**WORK REQUIRED:**
Repeat each entry word for word. Leave any images out of the copy.

======== LISTING

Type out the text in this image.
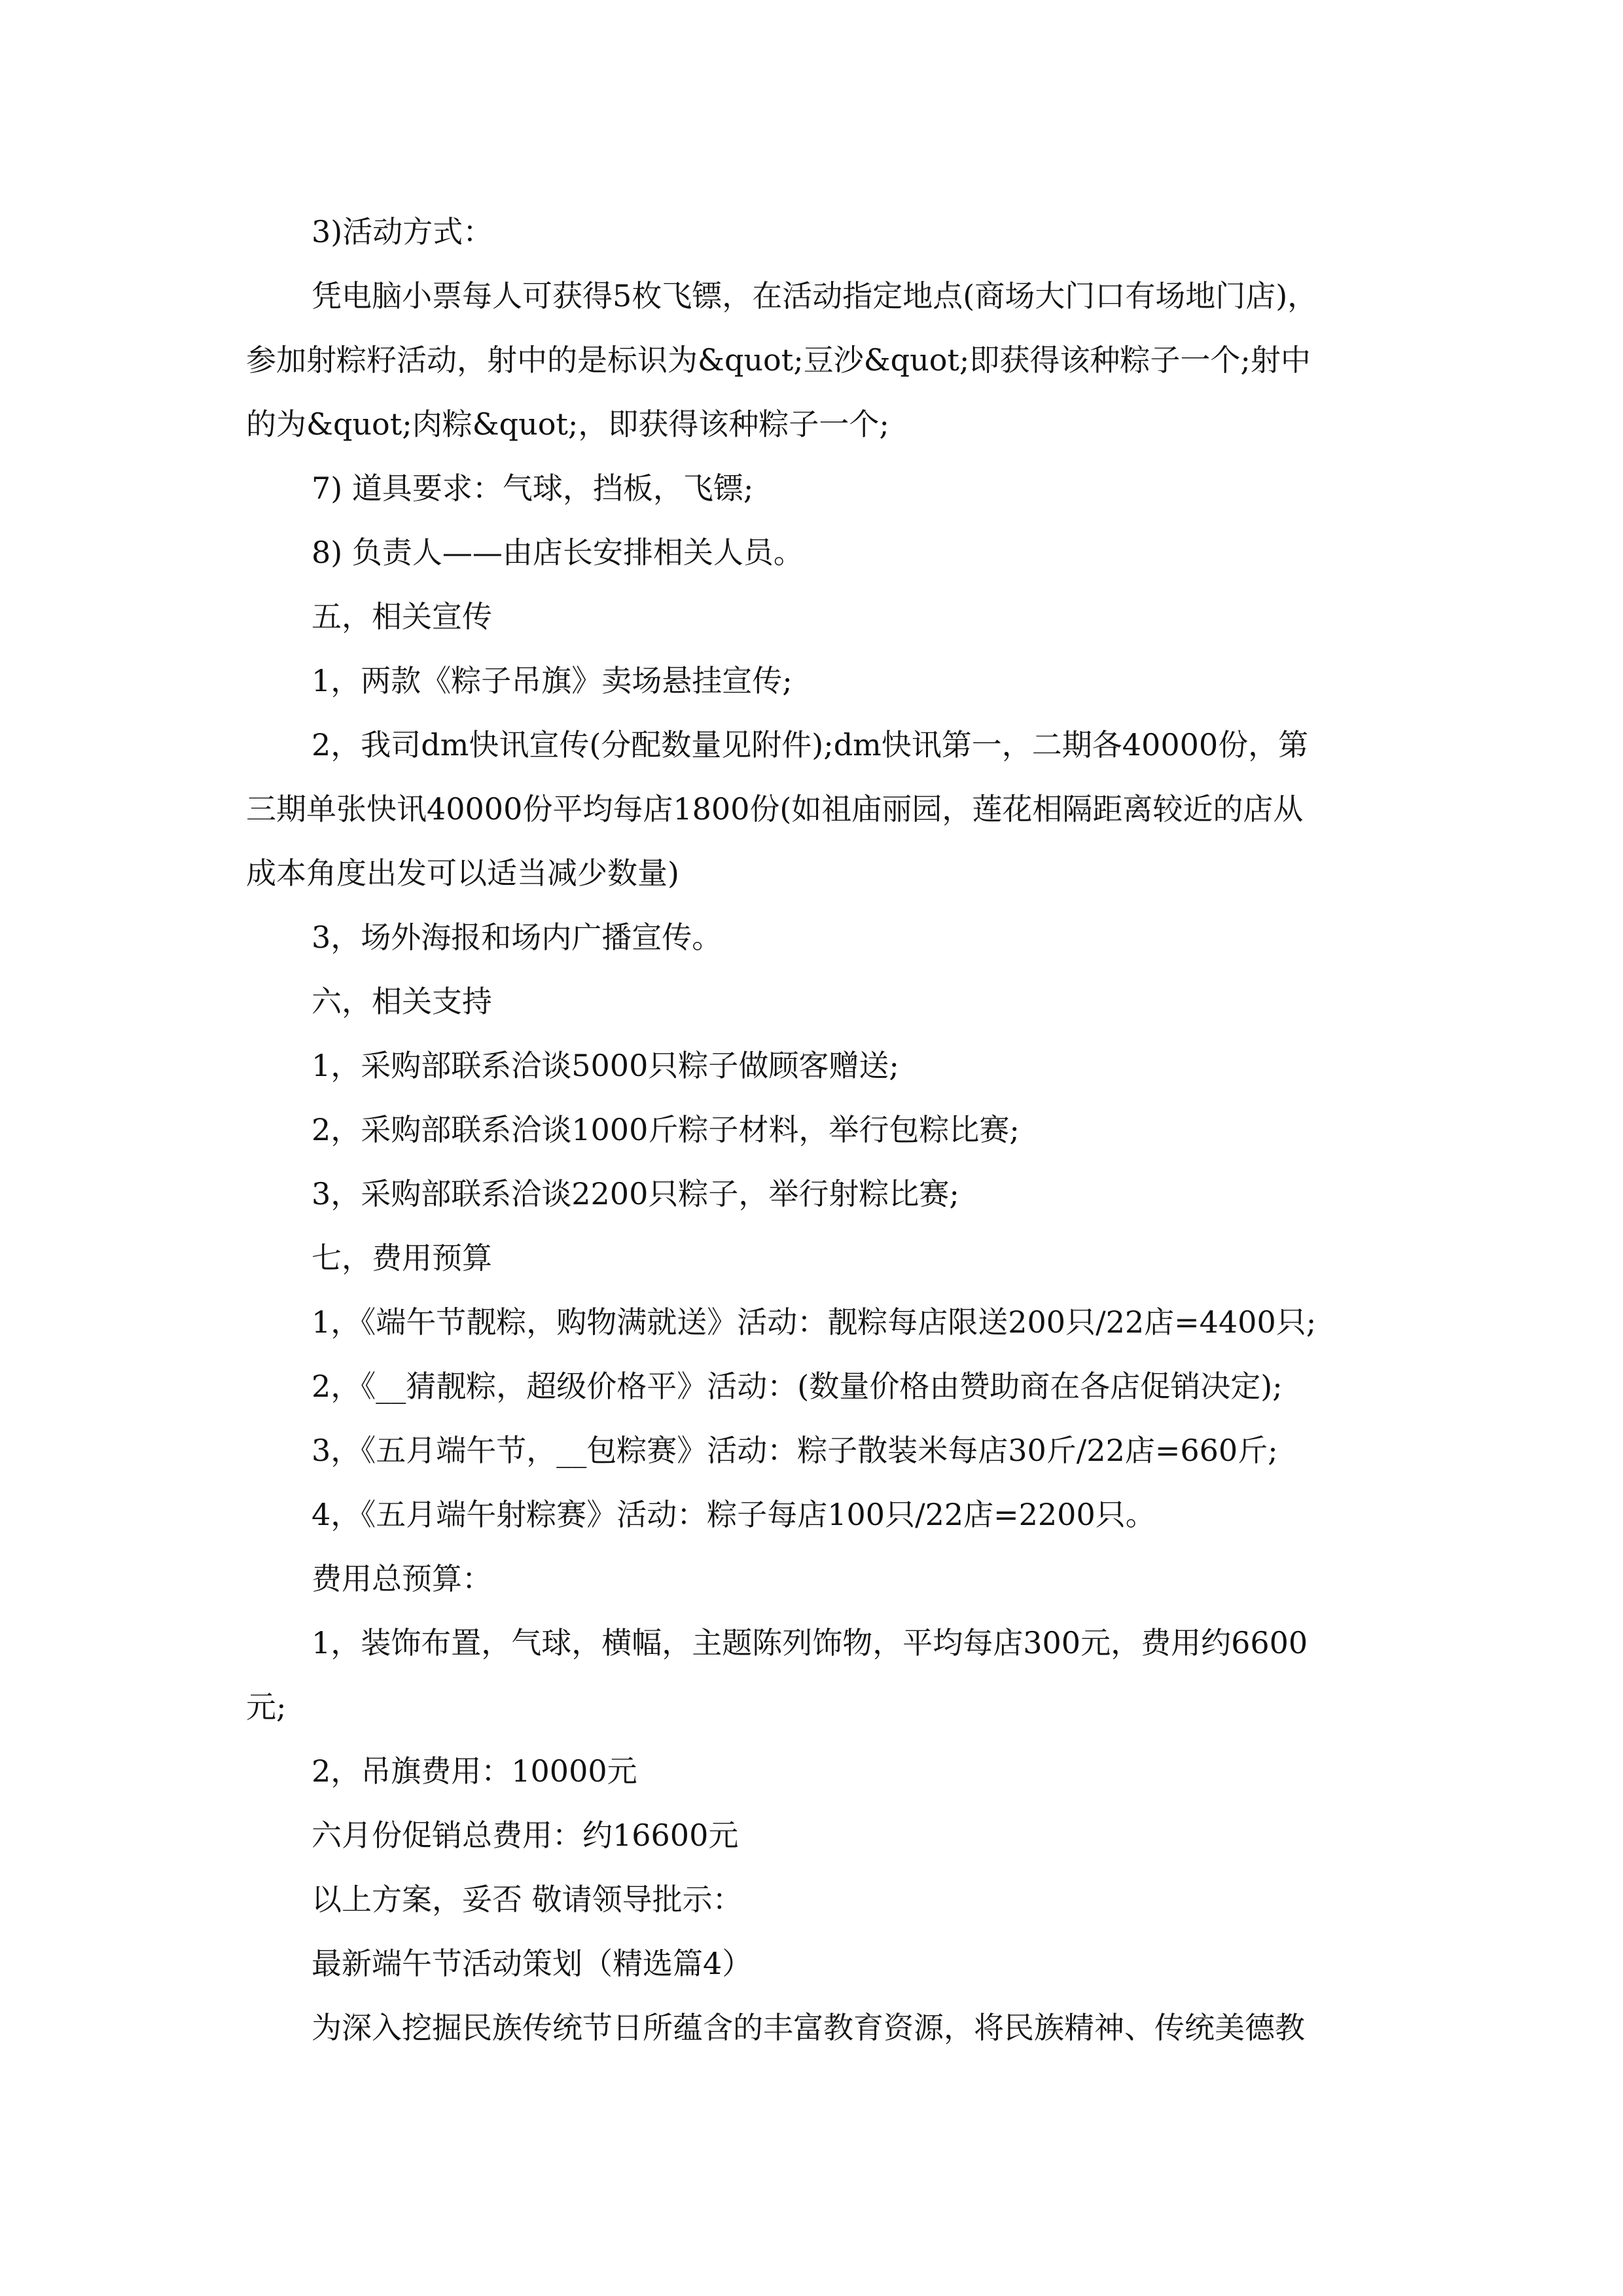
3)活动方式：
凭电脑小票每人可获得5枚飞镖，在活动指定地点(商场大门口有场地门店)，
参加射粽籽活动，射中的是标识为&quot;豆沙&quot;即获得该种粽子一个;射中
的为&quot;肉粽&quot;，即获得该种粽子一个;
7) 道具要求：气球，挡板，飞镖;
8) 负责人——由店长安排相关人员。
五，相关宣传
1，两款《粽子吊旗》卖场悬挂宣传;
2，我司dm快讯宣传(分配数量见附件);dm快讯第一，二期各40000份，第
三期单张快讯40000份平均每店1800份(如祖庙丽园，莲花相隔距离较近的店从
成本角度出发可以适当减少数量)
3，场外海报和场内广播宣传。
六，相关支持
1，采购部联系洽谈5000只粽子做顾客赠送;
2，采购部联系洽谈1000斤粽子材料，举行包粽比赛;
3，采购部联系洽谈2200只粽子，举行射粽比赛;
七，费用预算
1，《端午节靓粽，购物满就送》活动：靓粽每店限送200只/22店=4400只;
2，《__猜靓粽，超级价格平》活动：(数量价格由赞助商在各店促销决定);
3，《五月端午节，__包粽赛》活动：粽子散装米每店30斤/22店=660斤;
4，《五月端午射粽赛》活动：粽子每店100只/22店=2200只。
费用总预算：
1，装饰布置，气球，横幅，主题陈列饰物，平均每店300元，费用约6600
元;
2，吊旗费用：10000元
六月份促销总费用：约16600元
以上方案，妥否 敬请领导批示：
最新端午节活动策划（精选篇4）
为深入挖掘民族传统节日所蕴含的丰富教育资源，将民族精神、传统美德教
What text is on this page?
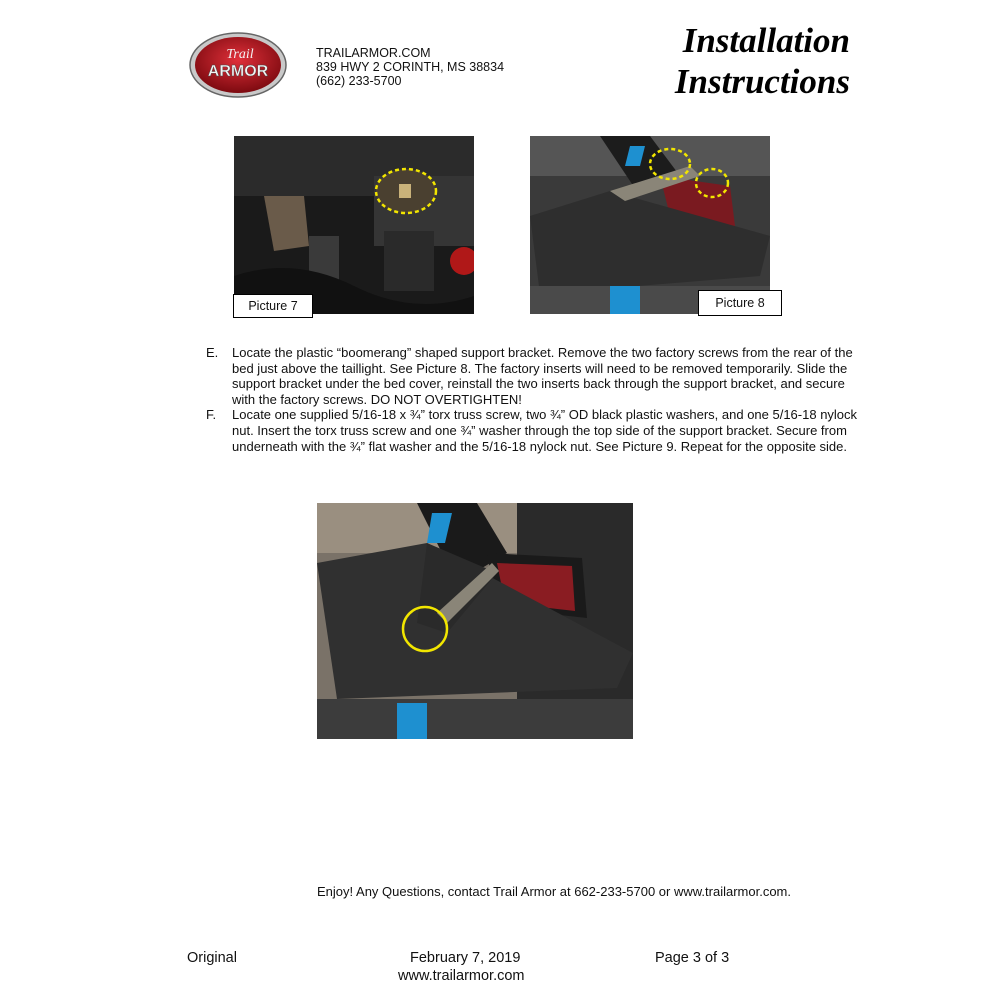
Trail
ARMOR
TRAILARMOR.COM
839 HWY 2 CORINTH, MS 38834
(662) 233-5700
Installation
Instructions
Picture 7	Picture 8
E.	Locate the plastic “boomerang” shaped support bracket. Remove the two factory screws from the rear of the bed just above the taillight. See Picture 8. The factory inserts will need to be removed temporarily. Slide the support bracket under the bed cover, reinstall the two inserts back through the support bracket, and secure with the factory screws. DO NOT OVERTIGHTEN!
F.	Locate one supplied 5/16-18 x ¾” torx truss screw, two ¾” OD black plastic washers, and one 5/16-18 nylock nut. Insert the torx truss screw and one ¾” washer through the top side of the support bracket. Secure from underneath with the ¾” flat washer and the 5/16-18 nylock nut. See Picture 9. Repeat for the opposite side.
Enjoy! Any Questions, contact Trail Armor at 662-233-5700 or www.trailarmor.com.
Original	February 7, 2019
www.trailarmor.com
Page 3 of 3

================

**RIGHT ANSWER:**
Type out the text in this image.
3)活动方式：
凭电脑小票每人可获得5枚飞镖，在活动指定地点(商场大门口有场地门店)，
参加射粽籽活动，射中的是标识为&quot;豆沙&quot;即获得该种粽子一个;射中
的为&quot;肉粽&quot;，即获得该种粽子一个;
7) 道具要求：气球，挡板，飞镖;
8) 负责人——由店长安排相关人员。
五，相关宣传
1，两款《粽子吊旗》卖场悬挂宣传;
2，我司dm快讯宣传(分配数量见附件);dm快讯第一，二期各40000份，第
三期单张快讯40000份平均每店1800份(如祖庙丽园，莲花相隔距离较近的店从
成本角度出发可以适当减少数量)
3，场外海报和场内广播宣传。
六，相关支持
1，采购部联系洽谈5000只粽子做顾客赠送;
2，采购部联系洽谈1000斤粽子材料，举行包粽比赛;
3，采购部联系洽谈2200只粽子，举行射粽比赛;
七，费用预算
1，《端午节靓粽，购物满就送》活动：靓粽每店限送200只/22店=4400只;
2，《__猜靓粽，超级价格平》活动：(数量价格由赞助商在各店促销决定);
3，《五月端午节，__包粽赛》活动：粽子散装米每店30斤/22店=660斤;
4，《五月端午射粽赛》活动：粽子每店100只/22店=2200只。
费用总预算：
1，装饰布置，气球，横幅，主题陈列饰物，平均每店300元，费用约6600
元;
2，吊旗费用：10000元
六月份促销总费用：约16600元
以上方案，妥否 敬请领导批示：
最新端午节活动策划（精选篇4）
为深入挖掘民族传统节日所蕴含的丰富教育资源，将民族精神、传统美德教
What text is on this page?
Trail
ARMOR
TRAILARMOR.COM
839 HWY 2 CORINTH, MS 38834
(662) 233-5700
Installation
Instructions
Picture 7	Picture 8
E.	Locate the plastic “boomerang” shaped support bracket. Remove the two factory screws from the rear of the bed just above the taillight. See Picture 8. The factory inserts will need to be removed temporarily. Slide the support bracket under the bed cover, reinstall the two inserts back through the support bracket, and secure with the factory screws. DO NOT OVERTIGHTEN!
F.	Locate one supplied 5/16-18 x ¾” torx truss screw, two ¾” OD black plastic washers, and one 5/16-18 nylock nut. Insert the torx truss screw and one ¾” washer through the top side of the support bracket. Secure from underneath with the ¾” flat washer and the 5/16-18 nylock nut. See Picture 9. Repeat for the opposite side.
Enjoy! Any Questions, contact Trail Armor at 662-233-5700 or www.trailarmor.com.
Original	February 7, 2019
www.trailarmor.com
Page 3 of 3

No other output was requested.